= MATERIAL =
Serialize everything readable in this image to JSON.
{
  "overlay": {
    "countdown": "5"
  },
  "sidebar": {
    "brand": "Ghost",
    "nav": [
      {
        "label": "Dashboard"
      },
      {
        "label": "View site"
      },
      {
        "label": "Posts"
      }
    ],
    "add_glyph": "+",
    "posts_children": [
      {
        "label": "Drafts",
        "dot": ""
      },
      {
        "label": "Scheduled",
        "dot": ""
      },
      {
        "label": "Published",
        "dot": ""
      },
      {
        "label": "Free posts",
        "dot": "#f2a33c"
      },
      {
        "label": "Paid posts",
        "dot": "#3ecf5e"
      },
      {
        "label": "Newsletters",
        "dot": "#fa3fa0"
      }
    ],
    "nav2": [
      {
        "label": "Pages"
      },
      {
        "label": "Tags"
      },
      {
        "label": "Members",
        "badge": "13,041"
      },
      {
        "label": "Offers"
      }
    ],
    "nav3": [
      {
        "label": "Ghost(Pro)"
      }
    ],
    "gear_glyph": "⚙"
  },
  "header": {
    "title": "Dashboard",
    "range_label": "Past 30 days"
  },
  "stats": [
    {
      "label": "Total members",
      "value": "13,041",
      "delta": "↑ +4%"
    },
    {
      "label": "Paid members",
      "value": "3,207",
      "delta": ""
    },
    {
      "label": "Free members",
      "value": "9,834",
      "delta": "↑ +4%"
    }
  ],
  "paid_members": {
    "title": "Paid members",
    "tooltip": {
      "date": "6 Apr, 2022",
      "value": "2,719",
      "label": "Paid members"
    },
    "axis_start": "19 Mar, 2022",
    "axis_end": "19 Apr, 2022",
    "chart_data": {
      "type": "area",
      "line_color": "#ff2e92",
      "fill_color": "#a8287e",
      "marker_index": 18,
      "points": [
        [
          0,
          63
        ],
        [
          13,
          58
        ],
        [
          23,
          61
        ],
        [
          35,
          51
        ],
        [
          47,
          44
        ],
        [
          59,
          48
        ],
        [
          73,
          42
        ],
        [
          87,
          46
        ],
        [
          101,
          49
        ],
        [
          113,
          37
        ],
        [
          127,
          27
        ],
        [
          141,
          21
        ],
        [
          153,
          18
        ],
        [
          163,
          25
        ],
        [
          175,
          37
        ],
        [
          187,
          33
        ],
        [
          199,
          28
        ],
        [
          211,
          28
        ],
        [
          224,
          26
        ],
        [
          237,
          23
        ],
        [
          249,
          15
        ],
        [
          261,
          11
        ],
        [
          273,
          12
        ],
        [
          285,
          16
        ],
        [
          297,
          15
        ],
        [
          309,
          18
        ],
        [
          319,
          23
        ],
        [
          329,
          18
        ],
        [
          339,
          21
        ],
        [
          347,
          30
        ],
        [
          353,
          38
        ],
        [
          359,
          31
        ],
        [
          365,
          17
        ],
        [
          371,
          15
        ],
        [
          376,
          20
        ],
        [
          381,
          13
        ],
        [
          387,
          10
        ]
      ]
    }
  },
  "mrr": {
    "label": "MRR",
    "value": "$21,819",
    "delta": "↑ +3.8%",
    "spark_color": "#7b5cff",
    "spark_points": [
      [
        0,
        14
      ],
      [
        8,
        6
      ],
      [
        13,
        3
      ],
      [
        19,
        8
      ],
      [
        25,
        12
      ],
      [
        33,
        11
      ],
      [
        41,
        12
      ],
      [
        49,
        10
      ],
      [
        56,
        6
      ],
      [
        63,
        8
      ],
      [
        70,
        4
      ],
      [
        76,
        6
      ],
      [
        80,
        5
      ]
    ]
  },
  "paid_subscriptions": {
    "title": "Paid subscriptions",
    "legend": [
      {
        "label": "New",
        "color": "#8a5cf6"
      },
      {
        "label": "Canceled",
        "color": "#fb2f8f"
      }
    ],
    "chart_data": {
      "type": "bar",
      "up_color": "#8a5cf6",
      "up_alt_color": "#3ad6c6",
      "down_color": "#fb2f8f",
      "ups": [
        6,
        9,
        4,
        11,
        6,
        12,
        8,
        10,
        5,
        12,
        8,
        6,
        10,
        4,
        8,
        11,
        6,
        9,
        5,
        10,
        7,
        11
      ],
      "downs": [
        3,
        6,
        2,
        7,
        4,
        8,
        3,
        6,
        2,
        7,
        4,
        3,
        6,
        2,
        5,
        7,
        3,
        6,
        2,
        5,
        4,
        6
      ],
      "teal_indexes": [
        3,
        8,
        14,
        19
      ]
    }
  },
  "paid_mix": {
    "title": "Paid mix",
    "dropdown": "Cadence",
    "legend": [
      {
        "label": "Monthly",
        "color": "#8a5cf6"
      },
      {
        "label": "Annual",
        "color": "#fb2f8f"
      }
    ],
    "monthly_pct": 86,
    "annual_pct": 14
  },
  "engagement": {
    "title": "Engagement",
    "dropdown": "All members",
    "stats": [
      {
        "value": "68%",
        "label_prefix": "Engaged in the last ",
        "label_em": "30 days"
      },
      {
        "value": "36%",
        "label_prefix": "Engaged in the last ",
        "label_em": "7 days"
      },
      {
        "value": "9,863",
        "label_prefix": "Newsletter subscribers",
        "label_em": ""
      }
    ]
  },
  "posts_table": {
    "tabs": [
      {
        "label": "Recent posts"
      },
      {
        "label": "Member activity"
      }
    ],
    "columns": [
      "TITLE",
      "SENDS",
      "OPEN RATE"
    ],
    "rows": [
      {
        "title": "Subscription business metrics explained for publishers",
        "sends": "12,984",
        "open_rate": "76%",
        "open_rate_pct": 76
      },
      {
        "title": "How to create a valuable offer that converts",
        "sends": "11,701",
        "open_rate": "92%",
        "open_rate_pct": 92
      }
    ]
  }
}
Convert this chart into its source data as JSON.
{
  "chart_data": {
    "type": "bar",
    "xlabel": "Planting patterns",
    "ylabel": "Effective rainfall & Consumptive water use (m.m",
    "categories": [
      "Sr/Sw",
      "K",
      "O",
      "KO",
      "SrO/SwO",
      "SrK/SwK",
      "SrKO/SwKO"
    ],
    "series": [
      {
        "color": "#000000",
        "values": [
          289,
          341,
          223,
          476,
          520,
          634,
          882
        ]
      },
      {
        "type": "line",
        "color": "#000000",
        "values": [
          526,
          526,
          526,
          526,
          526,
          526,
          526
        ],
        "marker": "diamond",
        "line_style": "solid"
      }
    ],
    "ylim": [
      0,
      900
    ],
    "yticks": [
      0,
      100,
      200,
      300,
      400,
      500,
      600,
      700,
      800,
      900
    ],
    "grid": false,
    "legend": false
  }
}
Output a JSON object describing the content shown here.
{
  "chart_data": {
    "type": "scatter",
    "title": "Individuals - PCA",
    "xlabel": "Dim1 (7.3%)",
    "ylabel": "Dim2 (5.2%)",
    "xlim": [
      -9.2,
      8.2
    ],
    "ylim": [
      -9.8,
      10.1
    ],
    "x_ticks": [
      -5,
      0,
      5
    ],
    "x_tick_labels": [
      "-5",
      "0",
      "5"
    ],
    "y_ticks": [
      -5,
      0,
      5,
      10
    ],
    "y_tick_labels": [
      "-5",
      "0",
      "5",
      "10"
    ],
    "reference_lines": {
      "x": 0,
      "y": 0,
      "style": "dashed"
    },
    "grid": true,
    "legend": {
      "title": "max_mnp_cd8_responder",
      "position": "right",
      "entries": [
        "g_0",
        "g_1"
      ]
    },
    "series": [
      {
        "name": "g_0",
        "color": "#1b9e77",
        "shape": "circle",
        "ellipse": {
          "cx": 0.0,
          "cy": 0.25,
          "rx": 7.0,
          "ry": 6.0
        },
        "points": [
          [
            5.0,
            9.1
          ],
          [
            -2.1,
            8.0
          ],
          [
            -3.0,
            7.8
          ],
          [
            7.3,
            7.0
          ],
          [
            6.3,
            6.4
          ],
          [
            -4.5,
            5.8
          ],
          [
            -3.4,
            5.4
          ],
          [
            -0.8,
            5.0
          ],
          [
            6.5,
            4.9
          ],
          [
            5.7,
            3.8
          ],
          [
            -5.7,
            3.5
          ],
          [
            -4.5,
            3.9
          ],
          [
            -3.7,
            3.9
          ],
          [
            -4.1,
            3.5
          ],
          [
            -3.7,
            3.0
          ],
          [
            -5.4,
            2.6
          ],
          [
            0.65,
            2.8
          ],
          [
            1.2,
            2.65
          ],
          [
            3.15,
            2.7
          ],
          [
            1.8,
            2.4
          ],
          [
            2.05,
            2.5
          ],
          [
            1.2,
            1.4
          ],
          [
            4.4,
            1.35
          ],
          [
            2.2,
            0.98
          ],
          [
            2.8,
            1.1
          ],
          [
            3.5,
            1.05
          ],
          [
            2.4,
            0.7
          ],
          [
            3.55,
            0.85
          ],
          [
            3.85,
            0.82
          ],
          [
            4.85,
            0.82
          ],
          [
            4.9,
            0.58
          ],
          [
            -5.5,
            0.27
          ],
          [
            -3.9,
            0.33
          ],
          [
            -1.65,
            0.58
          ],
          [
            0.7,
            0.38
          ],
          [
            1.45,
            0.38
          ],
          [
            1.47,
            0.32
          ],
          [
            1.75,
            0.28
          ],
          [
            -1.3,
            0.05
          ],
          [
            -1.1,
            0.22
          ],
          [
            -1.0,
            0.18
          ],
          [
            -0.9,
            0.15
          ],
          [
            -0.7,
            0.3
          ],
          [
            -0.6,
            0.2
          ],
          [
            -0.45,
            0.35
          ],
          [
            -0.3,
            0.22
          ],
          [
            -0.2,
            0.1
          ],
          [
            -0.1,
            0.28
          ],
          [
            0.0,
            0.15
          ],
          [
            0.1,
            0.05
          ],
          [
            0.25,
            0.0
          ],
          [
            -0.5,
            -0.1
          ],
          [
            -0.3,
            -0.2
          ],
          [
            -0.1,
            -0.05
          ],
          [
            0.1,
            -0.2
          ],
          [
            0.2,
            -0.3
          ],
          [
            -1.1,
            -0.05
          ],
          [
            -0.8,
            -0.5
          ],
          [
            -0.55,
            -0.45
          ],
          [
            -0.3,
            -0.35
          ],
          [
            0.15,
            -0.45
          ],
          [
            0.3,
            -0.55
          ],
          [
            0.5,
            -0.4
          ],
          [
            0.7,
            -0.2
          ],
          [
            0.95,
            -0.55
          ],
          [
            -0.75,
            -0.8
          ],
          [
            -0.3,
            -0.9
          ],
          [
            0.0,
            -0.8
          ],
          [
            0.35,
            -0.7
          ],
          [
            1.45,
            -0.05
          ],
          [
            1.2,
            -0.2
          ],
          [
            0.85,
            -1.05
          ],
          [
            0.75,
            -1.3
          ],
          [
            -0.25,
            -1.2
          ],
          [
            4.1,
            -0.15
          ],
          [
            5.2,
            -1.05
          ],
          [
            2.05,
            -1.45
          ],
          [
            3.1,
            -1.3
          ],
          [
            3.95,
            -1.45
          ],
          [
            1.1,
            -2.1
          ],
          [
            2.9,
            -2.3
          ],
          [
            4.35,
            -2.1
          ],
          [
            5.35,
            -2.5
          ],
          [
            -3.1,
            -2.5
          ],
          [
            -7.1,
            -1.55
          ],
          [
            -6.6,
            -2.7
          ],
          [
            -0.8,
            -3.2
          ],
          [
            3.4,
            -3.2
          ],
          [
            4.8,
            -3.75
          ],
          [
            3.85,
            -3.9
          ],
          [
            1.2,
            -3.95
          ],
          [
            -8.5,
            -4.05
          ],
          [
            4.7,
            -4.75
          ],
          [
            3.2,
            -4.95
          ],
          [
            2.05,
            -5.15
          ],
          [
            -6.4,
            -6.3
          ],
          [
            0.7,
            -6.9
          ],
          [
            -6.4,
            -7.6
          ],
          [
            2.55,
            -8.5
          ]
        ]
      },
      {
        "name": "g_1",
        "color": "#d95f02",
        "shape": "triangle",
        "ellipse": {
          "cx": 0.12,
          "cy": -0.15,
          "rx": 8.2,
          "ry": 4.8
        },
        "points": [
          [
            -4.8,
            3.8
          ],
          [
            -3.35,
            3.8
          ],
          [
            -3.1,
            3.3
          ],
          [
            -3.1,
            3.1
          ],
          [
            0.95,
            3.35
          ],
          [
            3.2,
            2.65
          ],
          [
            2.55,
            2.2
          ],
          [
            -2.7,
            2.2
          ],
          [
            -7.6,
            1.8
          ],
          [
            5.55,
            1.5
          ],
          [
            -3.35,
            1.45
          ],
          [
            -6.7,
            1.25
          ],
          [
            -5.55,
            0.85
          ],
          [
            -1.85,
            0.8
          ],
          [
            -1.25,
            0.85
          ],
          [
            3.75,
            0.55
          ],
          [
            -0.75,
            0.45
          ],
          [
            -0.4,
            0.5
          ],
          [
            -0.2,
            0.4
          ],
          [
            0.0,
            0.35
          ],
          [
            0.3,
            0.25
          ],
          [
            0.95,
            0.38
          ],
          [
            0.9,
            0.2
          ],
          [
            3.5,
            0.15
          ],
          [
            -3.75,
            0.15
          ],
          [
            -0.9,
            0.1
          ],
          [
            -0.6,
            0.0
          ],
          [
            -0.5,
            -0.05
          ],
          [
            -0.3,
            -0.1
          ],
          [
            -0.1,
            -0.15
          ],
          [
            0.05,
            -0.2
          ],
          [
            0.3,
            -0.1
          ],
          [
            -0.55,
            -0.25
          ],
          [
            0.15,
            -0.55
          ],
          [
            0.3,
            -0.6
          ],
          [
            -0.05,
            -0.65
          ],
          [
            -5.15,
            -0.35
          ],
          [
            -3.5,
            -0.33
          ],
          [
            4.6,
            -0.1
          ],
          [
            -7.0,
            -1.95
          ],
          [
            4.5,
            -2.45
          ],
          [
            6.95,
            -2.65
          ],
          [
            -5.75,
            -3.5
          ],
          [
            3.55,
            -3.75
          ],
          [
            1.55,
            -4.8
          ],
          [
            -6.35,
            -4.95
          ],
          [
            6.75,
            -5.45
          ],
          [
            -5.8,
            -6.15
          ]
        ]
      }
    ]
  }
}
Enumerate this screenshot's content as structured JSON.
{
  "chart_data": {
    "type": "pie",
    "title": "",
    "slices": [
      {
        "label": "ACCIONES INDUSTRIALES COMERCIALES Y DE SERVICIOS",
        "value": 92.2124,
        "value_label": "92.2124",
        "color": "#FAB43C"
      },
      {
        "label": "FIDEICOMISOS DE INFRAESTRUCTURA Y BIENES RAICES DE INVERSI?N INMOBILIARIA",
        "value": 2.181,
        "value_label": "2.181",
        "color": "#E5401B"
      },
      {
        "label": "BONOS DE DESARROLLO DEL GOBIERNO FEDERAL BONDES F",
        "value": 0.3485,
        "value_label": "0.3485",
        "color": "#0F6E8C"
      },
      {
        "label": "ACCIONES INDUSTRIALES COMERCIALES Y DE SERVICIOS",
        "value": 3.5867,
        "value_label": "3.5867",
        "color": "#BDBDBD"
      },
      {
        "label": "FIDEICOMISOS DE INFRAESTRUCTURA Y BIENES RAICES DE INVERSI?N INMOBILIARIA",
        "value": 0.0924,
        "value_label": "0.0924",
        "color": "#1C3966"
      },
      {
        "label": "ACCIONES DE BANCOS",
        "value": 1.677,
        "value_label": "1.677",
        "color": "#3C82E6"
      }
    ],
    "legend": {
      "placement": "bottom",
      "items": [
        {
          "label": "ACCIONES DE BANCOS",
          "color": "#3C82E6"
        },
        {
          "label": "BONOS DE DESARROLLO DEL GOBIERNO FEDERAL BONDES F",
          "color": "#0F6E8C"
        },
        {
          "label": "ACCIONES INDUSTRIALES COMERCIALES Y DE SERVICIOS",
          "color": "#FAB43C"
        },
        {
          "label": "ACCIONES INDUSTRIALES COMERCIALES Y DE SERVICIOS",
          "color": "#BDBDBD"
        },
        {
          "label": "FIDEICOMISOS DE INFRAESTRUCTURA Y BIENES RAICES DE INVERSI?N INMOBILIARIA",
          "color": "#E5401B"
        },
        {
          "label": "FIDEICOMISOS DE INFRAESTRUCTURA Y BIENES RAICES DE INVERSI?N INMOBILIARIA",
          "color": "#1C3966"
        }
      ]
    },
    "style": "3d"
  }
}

= TASK TO COMPLETE =
Report the number of lines of the listing above that hold the string "JSON", with no other text.

= OUTPUT FOR THIS EXERCISE =
4